§ **STATED PROBLEM**: Output every line exactly as written. Leave out pictures.

§ **DATA PROVIDED**:
'''

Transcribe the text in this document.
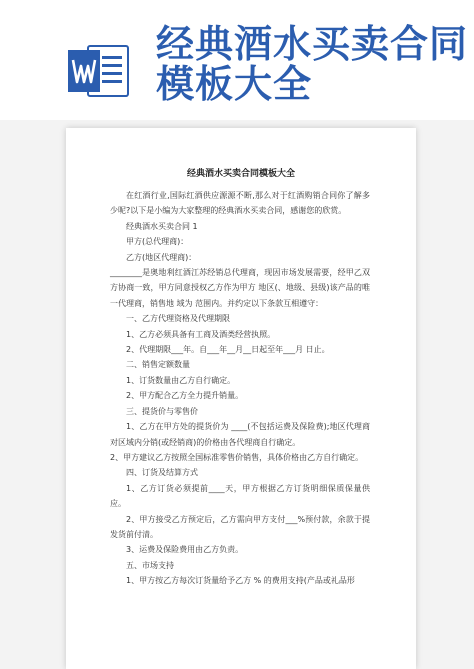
经典酒水买卖合同
模板大全
经典酒水买卖合同模板大全

在红酒行业,国际红酒供应源源不断,那么对于红酒购销合同你了解多少呢?以下是小编为大家整理的经典酒水买卖合同，感谢您的欣赏。

经典酒水买卖合同 1

甲方(总代理商)：

乙方(地区代理商)：

________是奥地利红酒江苏经销总代理商，现因市场发展需要，经甲乙双方协商一致，甲方同意授权乙方作为甲方 地区(、地级、县级)该产品的唯一代理商，销售地 域为 范围内。并约定以下条款互相遵守：

一、乙方代理资格及代理期限

1、乙方必须具备有工商及酒类经营执照。

2、代理期限___年。自___年__月__日起至年___月 日止。

二、销售定额数量

1、订货数量由乙方自行确定。

2、甲方配合乙方全力提升销量。

三、提货价与零售价

1、乙方在甲方处的提货价为 ____(不包括运费及保险费);地区代理商对区域内分销(或经销商)的价格由各代理商自行确定。

2、甲方建议乙方按照全国标准零售价销售，具体价格由乙方自行确定。

四、订货及结算方式

1、乙方订货必须提前____天，甲方根据乙方订货明细保质保量供应。

2、甲方接受乙方预定后，乙方需向甲方支付___%预付款，余款于提发货前付清。

3、运费及保险费用由乙方负责。

五、市场支持

1、甲方按乙方每次订货量给予乙方 % 的费用支持(产品或礼品形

'''

§ **OUTPUT BELOW**:
Transcribe the text in this document.
经典酒水买卖合同
模板大全
经典酒水买卖合同模板大全

在红酒行业,国际红酒供应源源不断,那么对于红酒购销合同你了解多少呢?以下是小编为大家整理的经典酒水买卖合同，感谢您的欣赏。

经典酒水买卖合同 1

甲方(总代理商)：

乙方(地区代理商)：

________是奥地利红酒江苏经销总代理商，现因市场发展需要，经甲乙双方协商一致，甲方同意授权乙方作为甲方 地区(、地级、县级)该产品的唯一代理商，销售地 域为 范围内。并约定以下条款互相遵守：

一、乙方代理资格及代理期限

1、乙方必须具备有工商及酒类经营执照。

2、代理期限___年。自___年__月__日起至年___月 日止。

二、销售定额数量

1、订货数量由乙方自行确定。

2、甲方配合乙方全力提升销量。

三、提货价与零售价

1、乙方在甲方处的提货价为 ____(不包括运费及保险费);地区代理商对区域内分销(或经销商)的价格由各代理商自行确定。

2、甲方建议乙方按照全国标准零售价销售，具体价格由乙方自行确定。

四、订货及结算方式

1、乙方订货必须提前____天，甲方根据乙方订货明细保质保量供应。

2、甲方接受乙方预定后，乙方需向甲方支付___%预付款，余款于提发货前付清。

3、运费及保险费用由乙方负责。

五、市场支持

1、甲方按乙方每次订货量给予乙方 % 的费用支持(产品或礼品形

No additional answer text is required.